EXTRAIT SOURCE -
►
Jugements de la Cour canadienne de l'impôt

Informations sur la décision

Contenu de la décision

 

 

 

 

 

[TRADUCTION FRANÇAISE OFFICIELLE]

 

 

Référence : 2012 CCI 15

 

Date : 20120110

 

Dossier : 2009-2782(CPP)

ENTRE :

ANMAR MANAGEMENT INC.,

appelante,

et

 

LE MINISTRE DU REVENU NATIONAL,

intimé,

et

 

TONY PARROTTINO,

intervenant.

 

 

MOTIFS DU JUGEMENT

(Révisés à partir de la transcription des motifs du jugement rendus oralement le 25 février 2010, à Calgary (Alberta))

 

La juge Campbell

 

[1]              Qu’il soit consigné au dossier que je rends oralement les motifs dans l’affaire AnMar Management Inc., que j’ai entendue mardi. Il s’agit d’un appel interjeté en vertu du Régime de pensions du Canada (que j’appellerai ci-après le « RPC »).

 

[2]              Le ministre a déterminé que pour les années d’imposition 2006 et 2007 de l’appelante, M. Tony Parrottino, appelé ci-après le « travailleur », était employé aux termes d’un contrat de louage de services. Par conséquent, le ministre a évalué un montant payable par l’appelante au titre des cotisations au RPC à l’égard du travailleur pour ces deux années d’imposition.
◄
CONSIGNE ÉCRITE 1 - Extrayez de l'extrait du jugement le passage compris entre « La juge Campbell » et « deux années d’imposition. », bornes incluses.
CONSIGNE ÉCRITE 2 - D'après l'extrait du jugement, pour quelles années d'imposition de l'appelante le ministre a-t-il déterminé que le travailleur occupait un emploi aux termes d'un contrat de louage de services ?
CONSIGNE ÉCRITE 3 - Poursuivez la rédaction de l'extrait du jugement à la suite de sa dernière phrase.

DONNÉES FOURNIES -
►
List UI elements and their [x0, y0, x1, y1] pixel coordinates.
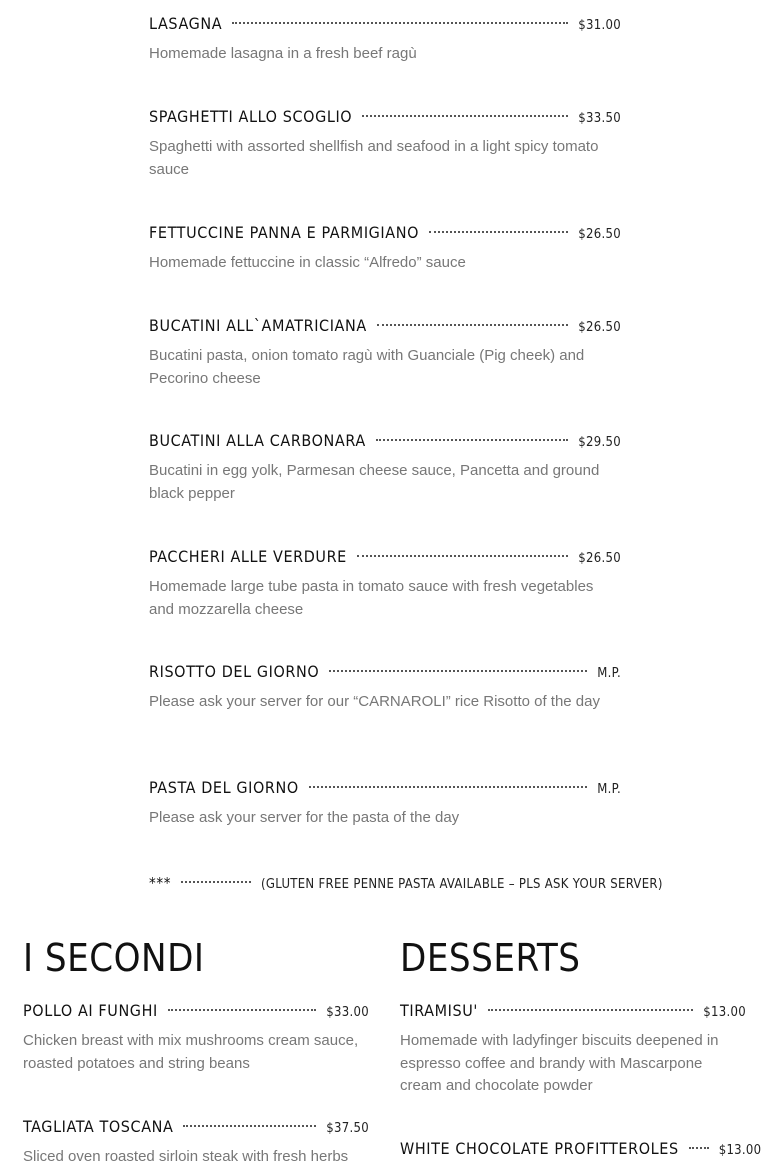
◄
RÉPONSE ATTENDUE 1 -
La juge Campbell

 

[1]              Qu’il soit consigné au dossier que je rends oralement les motifs dans l’affaire AnMar Management Inc., que j’ai entendue mardi. Il s’agit d’un appel interjeté en vertu du Régime de pensions du Canada (que j’appellerai ci-après le « RPC »).

 

[2]              Le ministre a déterminé que pour les années d’imposition 2006 et 2007 de l’appelante, M. Tony Parrottino, appelé ci-après le « travailleur », était employé aux termes d’un contrat de louage de services. Par conséquent, le ministre a évalué un montant payable par l’appelante au titre des cotisations au RPC à l’égard du travailleur pour ces deux années d’imposition.

RÉPONSE ATTENDUE 2 - Pour les années d'imposition 2006 et 2007.

RÉPONSE ATTENDUE 3 -
[3]              L’appelante est une entreprise qui fournit des services de consultation en gestion. Le travailleur a déclaré que la société appelante signait tous les contrats commerciaux intervenant avec des tiers et que ceux-ci étaient les clients de l’appelante. Le travailleur était l’unique actionnaire, le directeur ainsi que le président de l’appelante. L’appelante avait son établissement dans la résidence du travailleur, quoique la majeure partie des services aient été fournis chez les clients. 

 

[4]              Selon son témoignage, le travailleur avait constitué une société parce qu’un grand nombre des clients voulaient faire affaire avec une personne morale seulement. Depuis la constitution de l’appelante en société, le travailleur  fournit ses services à celle‑ci de manière exclusive.

 

[5]              Les gains du travailleur dépendaient des bénéfices nets réalisés par l’appelante à la fin de l’année. Le travailleur a témoigné que, sur les conseils d’un comptable, il faisait des retraits de bénéfices nets à titre d’actionnaire afin de réduire son fardeau fiscal. Il ne présentait pas de facture à l’appelante, mais effectuait des retraits, au besoin, tout au long de l’année. Il travaillait autant d’heures qu’il était nécessaire afin d’exécuter les contrats de l’appelante selon les besoins des clients. Les tâches du travailleur comprenaient la fourniture de services, l’obtention de contrats, l’administration, le marketing et la tenue de livres. Malgré qu’il n’ait pas consigné ses heures travaillées, le travailleur tenait un grand livre où étaient inscrits, aux fins de la facturation, les heures travaillées et le taux horaire. Il a déclaré que, mis à part la facturation, il ne servait à rien d’enregistrer ces renseignements.

 

[6]              Le travailleur ne s’est jamais fait remplacer puisque, a-t-il dit, personne d’autre ne pouvait faire le travail qu’il faisait. Il était le « visage » de l’entreprise de l’appelante, et il a dit que, sans lui et sans ses connaissances spécialisées, AnMar ne pourrait exister.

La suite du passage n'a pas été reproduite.